• _Exercise instructions_
Reproduce the entries below in full, word for word.

• _Working data_
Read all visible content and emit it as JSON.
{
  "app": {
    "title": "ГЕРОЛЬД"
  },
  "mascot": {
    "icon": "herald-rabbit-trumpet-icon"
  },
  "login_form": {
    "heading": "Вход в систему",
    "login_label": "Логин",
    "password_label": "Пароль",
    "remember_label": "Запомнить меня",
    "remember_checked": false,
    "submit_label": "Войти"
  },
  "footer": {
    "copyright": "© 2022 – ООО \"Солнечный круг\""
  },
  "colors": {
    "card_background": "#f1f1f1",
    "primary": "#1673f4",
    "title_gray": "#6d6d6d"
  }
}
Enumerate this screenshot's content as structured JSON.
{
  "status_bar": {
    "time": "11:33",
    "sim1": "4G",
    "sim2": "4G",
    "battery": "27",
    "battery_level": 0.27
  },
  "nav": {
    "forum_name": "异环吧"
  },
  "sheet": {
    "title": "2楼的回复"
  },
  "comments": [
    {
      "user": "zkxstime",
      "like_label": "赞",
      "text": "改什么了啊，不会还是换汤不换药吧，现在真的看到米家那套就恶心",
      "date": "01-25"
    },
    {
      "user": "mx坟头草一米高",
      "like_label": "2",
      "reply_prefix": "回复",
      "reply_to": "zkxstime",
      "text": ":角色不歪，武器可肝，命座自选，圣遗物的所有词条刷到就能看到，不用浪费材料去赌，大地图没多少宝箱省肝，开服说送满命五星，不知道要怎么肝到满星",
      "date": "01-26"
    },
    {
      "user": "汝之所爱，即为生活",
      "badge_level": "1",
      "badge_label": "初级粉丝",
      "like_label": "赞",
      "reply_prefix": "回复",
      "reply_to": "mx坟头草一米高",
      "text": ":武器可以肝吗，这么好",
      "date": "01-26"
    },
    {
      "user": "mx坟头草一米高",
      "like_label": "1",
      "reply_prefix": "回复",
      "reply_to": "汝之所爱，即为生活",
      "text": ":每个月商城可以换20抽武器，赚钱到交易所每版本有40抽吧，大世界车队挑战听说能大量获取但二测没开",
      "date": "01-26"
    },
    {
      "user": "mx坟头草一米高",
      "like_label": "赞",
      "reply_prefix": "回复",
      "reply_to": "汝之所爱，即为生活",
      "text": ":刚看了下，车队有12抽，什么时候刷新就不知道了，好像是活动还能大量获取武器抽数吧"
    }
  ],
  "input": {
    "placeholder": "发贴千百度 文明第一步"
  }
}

• _Result of the task_
Read all visible content and emit it as JSON.
{
  "app": {
    "title": "ГЕРОЛЬД"
  },
  "mascot": {
    "icon": "herald-rabbit-trumpet-icon"
  },
  "login_form": {
    "heading": "Вход в систему",
    "login_label": "Логин",
    "password_label": "Пароль",
    "remember_label": "Запомнить меня",
    "remember_checked": false,
    "submit_label": "Войти"
  },
  "footer": {
    "copyright": "© 2022 – ООО \"Солнечный круг\""
  },
  "colors": {
    "card_background": "#f1f1f1",
    "primary": "#1673f4",
    "title_gray": "#6d6d6d"
  }
}
Enumerate this screenshot's content as structured JSON.
{
  "status_bar": {
    "time": "11:33",
    "sim1": "4G",
    "sim2": "4G",
    "battery": "27",
    "battery_level": 0.27
  },
  "nav": {
    "forum_name": "异环吧"
  },
  "sheet": {
    "title": "2楼的回复"
  },
  "comments": [
    {
      "user": "zkxstime",
      "like_label": "赞",
      "text": "改什么了啊，不会还是换汤不换药吧，现在真的看到米家那套就恶心",
      "date": "01-25"
    },
    {
      "user": "mx坟头草一米高",
      "like_label": "2",
      "reply_prefix": "回复",
      "reply_to": "zkxstime",
      "text": ":角色不歪，武器可肝，命座自选，圣遗物的所有词条刷到就能看到，不用浪费材料去赌，大地图没多少宝箱省肝，开服说送满命五星，不知道要怎么肝到满星",
      "date": "01-26"
    },
    {
      "user": "汝之所爱，即为生活",
      "badge_level": "1",
      "badge_label": "初级粉丝",
      "like_label": "赞",
      "reply_prefix": "回复",
      "reply_to": "mx坟头草一米高",
      "text": ":武器可以肝吗，这么好",
      "date": "01-26"
    },
    {
      "user": "mx坟头草一米高",
      "like_label": "1",
      "reply_prefix": "回复",
      "reply_to": "汝之所爱，即为生活",
      "text": ":每个月商城可以换20抽武器，赚钱到交易所每版本有40抽吧，大世界车队挑战听说能大量获取但二测没开",
      "date": "01-26"
    },
    {
      "user": "mx坟头草一米高",
      "like_label": "赞",
      "reply_prefix": "回复",
      "reply_to": "汝之所爱，即为生活",
      "text": ":刚看了下，车队有12抽，什么时候刷新就不知道了，好像是活动还能大量获取武器抽数吧"
    }
  ],
  "input": {
    "placeholder": "发贴千百度 文明第一步"
  }
}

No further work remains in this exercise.